→ **Job**
Transcribe each entry below exactly. Pictures do not go in the copy.

[Rows from a dataset]
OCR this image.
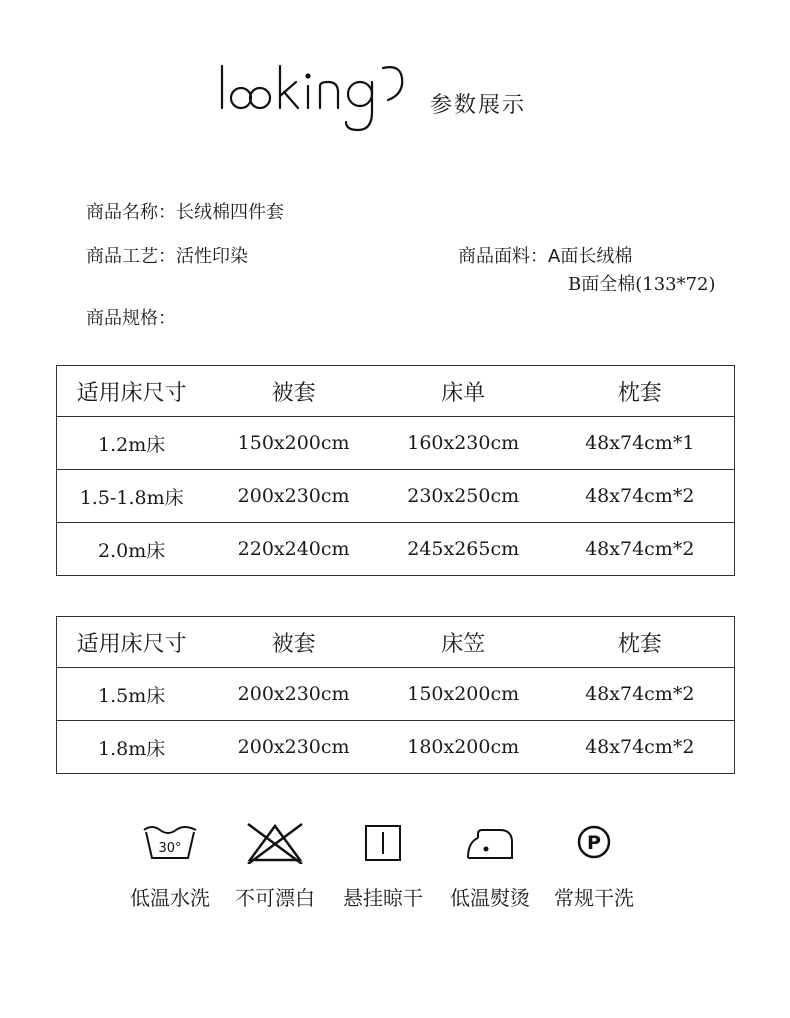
参数展示
商品名称：长绒棉四件套
商品工艺：活性印染	商品面料：A面长绒棉
B面全棉(133*72)
商品规格：
适用床尺寸	被套	床单	枕套
1.2m床	150x200cm	160x230cm	48x74cm*1
1.5-1.8m床	200x230cm	230x250cm	48x74cm*2
2.0m床	220x240cm	245x265cm	48x74cm*2
适用床尺寸	被套	床笠	枕套
1.5m床	200x230cm	150x200cm	48x74cm*2
1.8m床	200x230cm	180x200cm	48x74cm*2
30°
低温水洗	不可漂白	悬挂晾干	低温熨烫
P
常规干洗
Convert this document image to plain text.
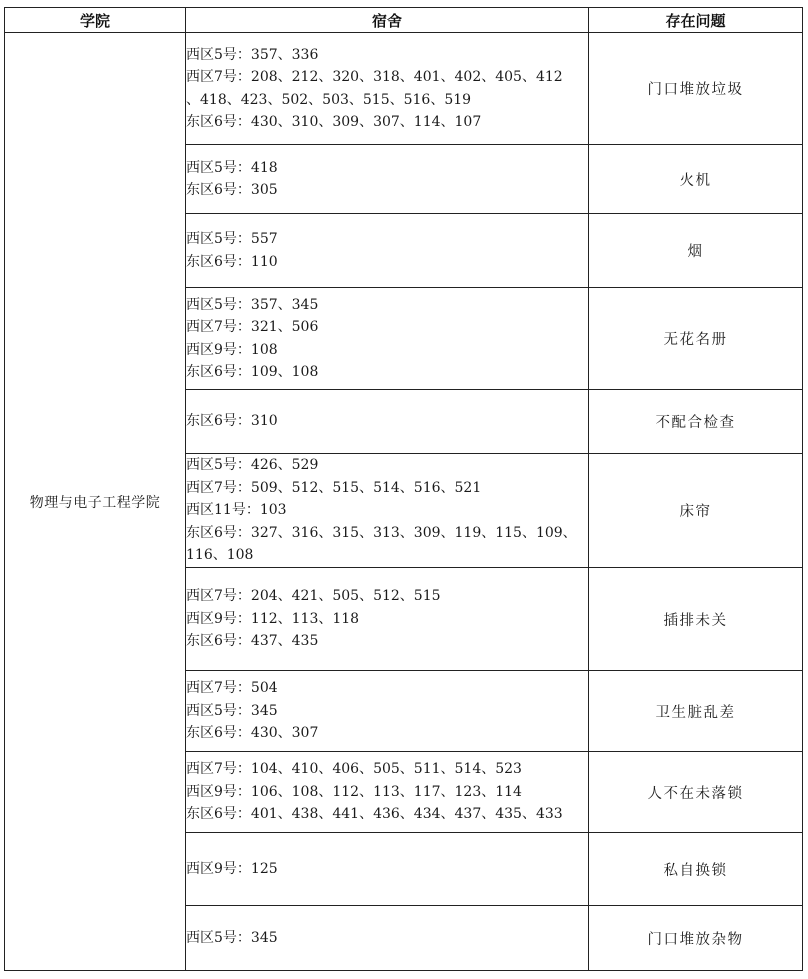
学院	宿舍	存在问题
物理与电子工程学院	西区5号：357、336
西区7号：208、212、320、318、401、402、405、412
、418、423、502、503、515、516、519
东区6号：430、310、309、307、114、107	门口堆放垃圾

	西区5号：418
东区6号：305	火机

	西区5号：557
东区6号：110	烟

	西区5号：357、345
西区7号：321、506
西区9号：108
东区6号：109、108	无花名册

	东区6号：310	不配合检查

	西区5号：426、529
西区7号：509、512、515、514、516、521
西区11号：103
东区6号：327、316、315、313、309、119、115、109、
116、108	床帘

	西区7号：204、421、505、512、515
西区9号：112、113、118
东区6号：437、435	插排未关

	西区7号：504
西区5号：345
东区6号：430、307	卫生脏乱差

	西区7号：104、410、406、505、511、514、523
西区9号：106、108、112、113、117、123、114
东区6号：401、438、441、436、434、437、435、433	人不在未落锁

	西区9号：125	私自换锁

	西区5号：345	门口堆放杂物
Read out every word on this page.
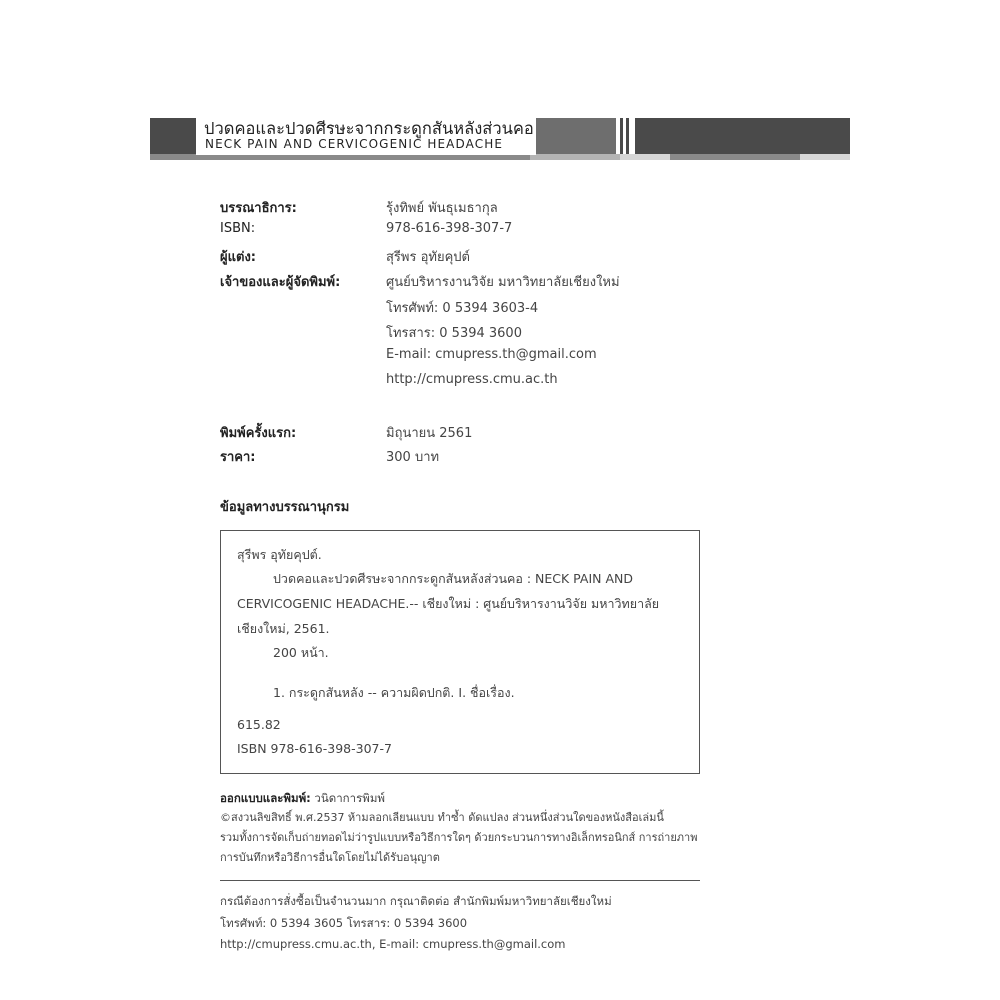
ปวดคอและปวดศีรษะจากกระดูกสันหลังส่วนคอ
NECK PAIN AND CERVICOGENIC HEADACHE
บรรณาธิการ:	รุ้งทิพย์ พันธุเมธากุล
ISBN:	978-616-398-307-7
ผู้แต่ง:	สุรีพร อุทัยคุปต์
เจ้าของและผู้จัดพิมพ์:	ศูนย์บริหารงานวิจัย มหาวิทยาลัยเชียงใหม่
โทรศัพท์: 0 5394 3603-4
โทรสาร: 0 5394 3600
E-mail: cmupress.th@gmail.com
http://cmupress.cmu.ac.th
พิมพ์ครั้งแรก:	มิถุนายน 2561
ราคา:	300 บาท
ข้อมูลทางบรรณานุกรม
สุรีพร อุทัยคุปต์.
ปวดคอและปวดศีรษะจากกระดูกสันหลังส่วนคอ : NECK PAIN AND
CERVICOGENIC HEADACHE.-- เชียงใหม่ : ศูนย์บริหารงานวิจัย มหาวิทยาลัย
เชียงใหม่, 2561.
200 หน้า.
1. กระดูกสันหลัง -- ความผิดปกติ. I. ชื่อเรื่อง.
615.82
ISBN 978-616-398-307-7
ออกแบบและพิมพ์: วนิดาการพิมพ์
©สงวนลิขสิทธิ์ พ.ศ.2537 ห้ามลอกเลียนแบบ ทำซ้ำ ดัดแปลง ส่วนหนึ่งส่วนใดของหนังสือเล่มนี้
รวมทั้งการจัดเก็บถ่ายทอดไม่ว่ารูปแบบหรือวิธีการใดๆ ด้วยกระบวนการทางอิเล็กทรอนิกส์ การถ่ายภาพ
การบันทึกหรือวิธีการอื่นใดโดยไม่ได้รับอนุญาต
กรณีต้องการสั่งซื้อเป็นจำนวนมาก กรุณาติดต่อ สำนักพิมพ์มหาวิทยาลัยเชียงใหม่
โทรศัพท์: 0 5394 3605 โทรสาร: 0 5394 3600
http://cmupress.cmu.ac.th, E-mail: cmupress.th@gmail.com
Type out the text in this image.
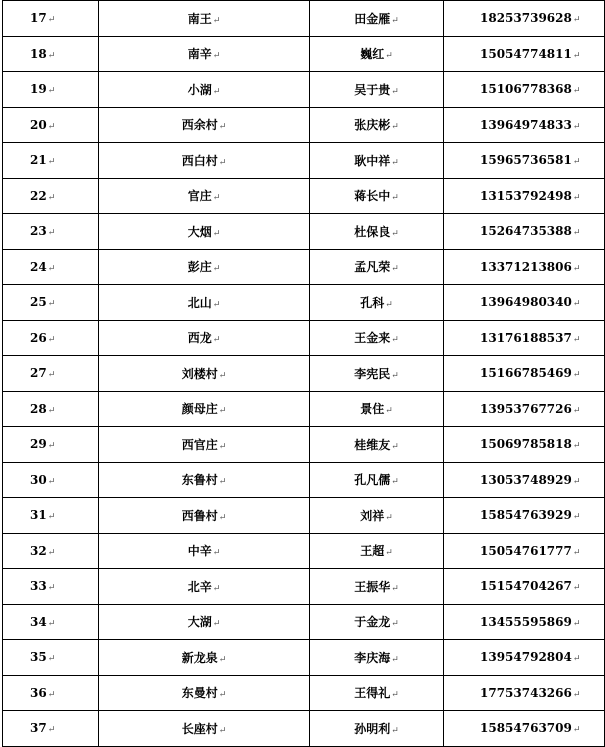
17↵	南王↵	田金雁↵	18253739628↵
18↵	南辛↵	巍红↵	15054774811↵
19↵	小湖↵	吴于贵↵	15106778368↵
20↵	西余村↵	张庆彬↵	13964974833↵
21↵	西白村↵	耿中祥↵	15965736581↵
22↵	官庄↵	蒋长中↵	13153792498↵
23↵	大烟↵	杜保良↵	15264735388↵
24↵	彭庄↵	孟凡荣↵	13371213806↵
25↵	北山↵	孔科↵	13964980340↵
26↵	西龙↵	王金来↵	13176188537↵
27↵	刘楼村↵	李宪民↵	15166785469↵
28↵	颜母庄↵	景住↵	13953767726↵
29↵	西官庄↵	桂维友↵	15069785818↵
30↵	东鲁村↵	孔凡儒↵	13053748929↵
31↵	西鲁村↵	刘祥↵	15854763929↵
32↵	中辛↵	王超↵	15054761777↵
33↵	北辛↵	王振华↵	15154704267↵
34↵	大湖↵	于金龙↵	13455595869↵
35↵	新龙泉↵	李庆海↵	13954792804↵
36↵	东曼村↵	王得礼↵	17753743266↵
37↵	长座村↵	孙明利↵	15854763709↵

→ **Exercise response**
OCR this image.
参数展示
商品名称：长绒棉四件套
商品工艺：活性印染	商品面料：A面长绒棉
B面全棉(133*72)
商品规格：
适用床尺寸	被套	床单	枕套
1.2m床	150x200cm	160x230cm	48x74cm*1
1.5-1.8m床	200x230cm	230x250cm	48x74cm*2
2.0m床	220x240cm	245x265cm	48x74cm*2
适用床尺寸	被套	床笠	枕套
1.5m床	200x230cm	150x200cm	48x74cm*2
1.8m床	200x230cm	180x200cm	48x74cm*2
30°
低温水洗	不可漂白	悬挂晾干	低温熨烫
P
常规干洗
Convert this document image to plain text.
学院	宿舍	存在问题
物理与电子工程学院	西区5号：357、336
西区7号：208、212、320、318、401、402、405、412
、418、423、502、503、515、516、519
东区6号：430、310、309、307、114、107	门口堆放垃圾

	西区5号：418
东区6号：305	火机

	西区5号：557
东区6号：110	烟

	西区5号：357、345
西区7号：321、506
西区9号：108
东区6号：109、108	无花名册

	东区6号：310	不配合检查

	西区5号：426、529
西区7号：509、512、515、514、516、521
西区11号：103
东区6号：327、316、315、313、309、119、115、109、
116、108	床帘

	西区7号：204、421、505、512、515
西区9号：112、113、118
东区6号：437、435	插排未关

	西区7号：504
西区5号：345
东区6号：430、307	卫生脏乱差

	西区7号：104、410、406、505、511、514、523
西区9号：106、108、112、113、117、123、114
东区6号：401、438、441、436、434、437、435、433	人不在未落锁

	西区9号：125	私自换锁

	西区5号：345	门口堆放杂物
Read out every word on this page.
ปวดคอและปวดศีรษะจากกระดูกสันหลังส่วนคอ
NECK PAIN AND CERVICOGENIC HEADACHE
บรรณาธิการ:	รุ้งทิพย์ พันธุเมธากุล
ISBN:	978-616-398-307-7
ผู้แต่ง:	สุรีพร อุทัยคุปต์
เจ้าของและผู้จัดพิมพ์:	ศูนย์บริหารงานวิจัย มหาวิทยาลัยเชียงใหม่
โทรศัพท์: 0 5394 3603-4
โทรสาร: 0 5394 3600
E-mail: cmupress.th@gmail.com
http://cmupress.cmu.ac.th
พิมพ์ครั้งแรก:	มิถุนายน 2561
ราคา:	300 บาท
ข้อมูลทางบรรณานุกรม
สุรีพร อุทัยคุปต์.
ปวดคอและปวดศีรษะจากกระดูกสันหลังส่วนคอ : NECK PAIN AND
CERVICOGENIC HEADACHE.-- เชียงใหม่ : ศูนย์บริหารงานวิจัย มหาวิทยาลัย
เชียงใหม่, 2561.
200 หน้า.
1. กระดูกสันหลัง -- ความผิดปกติ. I. ชื่อเรื่อง.
615.82
ISBN 978-616-398-307-7
ออกแบบและพิมพ์: วนิดาการพิมพ์
©สงวนลิขสิทธิ์ พ.ศ.2537 ห้ามลอกเลียนแบบ ทำซ้ำ ดัดแปลง ส่วนหนึ่งส่วนใดของหนังสือเล่มนี้
รวมทั้งการจัดเก็บถ่ายทอดไม่ว่ารูปแบบหรือวิธีการใดๆ ด้วยกระบวนการทางอิเล็กทรอนิกส์ การถ่ายภาพ
การบันทึกหรือวิธีการอื่นใดโดยไม่ได้รับอนุญาต
กรณีต้องการสั่งซื้อเป็นจำนวนมาก กรุณาติดต่อ สำนักพิมพ์มหาวิทยาลัยเชียงใหม่
โทรศัพท์: 0 5394 3605 โทรสาร: 0 5394 3600
http://cmupress.cmu.ac.th, E-mail: cmupress.th@gmail.com
Type out the text in this image.
17↵	南王↵	田金雁↵	18253739628↵
18↵	南辛↵	巍红↵	15054774811↵
19↵	小湖↵	吴于贵↵	15106778368↵
20↵	西余村↵	张庆彬↵	13964974833↵
21↵	西白村↵	耿中祥↵	15965736581↵
22↵	官庄↵	蒋长中↵	13153792498↵
23↵	大烟↵	杜保良↵	15264735388↵
24↵	彭庄↵	孟凡荣↵	13371213806↵
25↵	北山↵	孔科↵	13964980340↵
26↵	西龙↵	王金来↵	13176188537↵
27↵	刘楼村↵	李宪民↵	15166785469↵
28↵	颜母庄↵	景住↵	13953767726↵
29↵	西官庄↵	桂维友↵	15069785818↵
30↵	东鲁村↵	孔凡儒↵	13053748929↵
31↵	西鲁村↵	刘祥↵	15854763929↵
32↵	中辛↵	王超↵	15054761777↵
33↵	北辛↵	王振华↵	15154704267↵
34↵	大湖↵	于金龙↵	13455595869↵
35↵	新龙泉↵	李庆海↵	13954792804↵
36↵	东曼村↵	王得礼↵	17753743266↵
37↵	长座村↵	孙明利↵	15854763709↵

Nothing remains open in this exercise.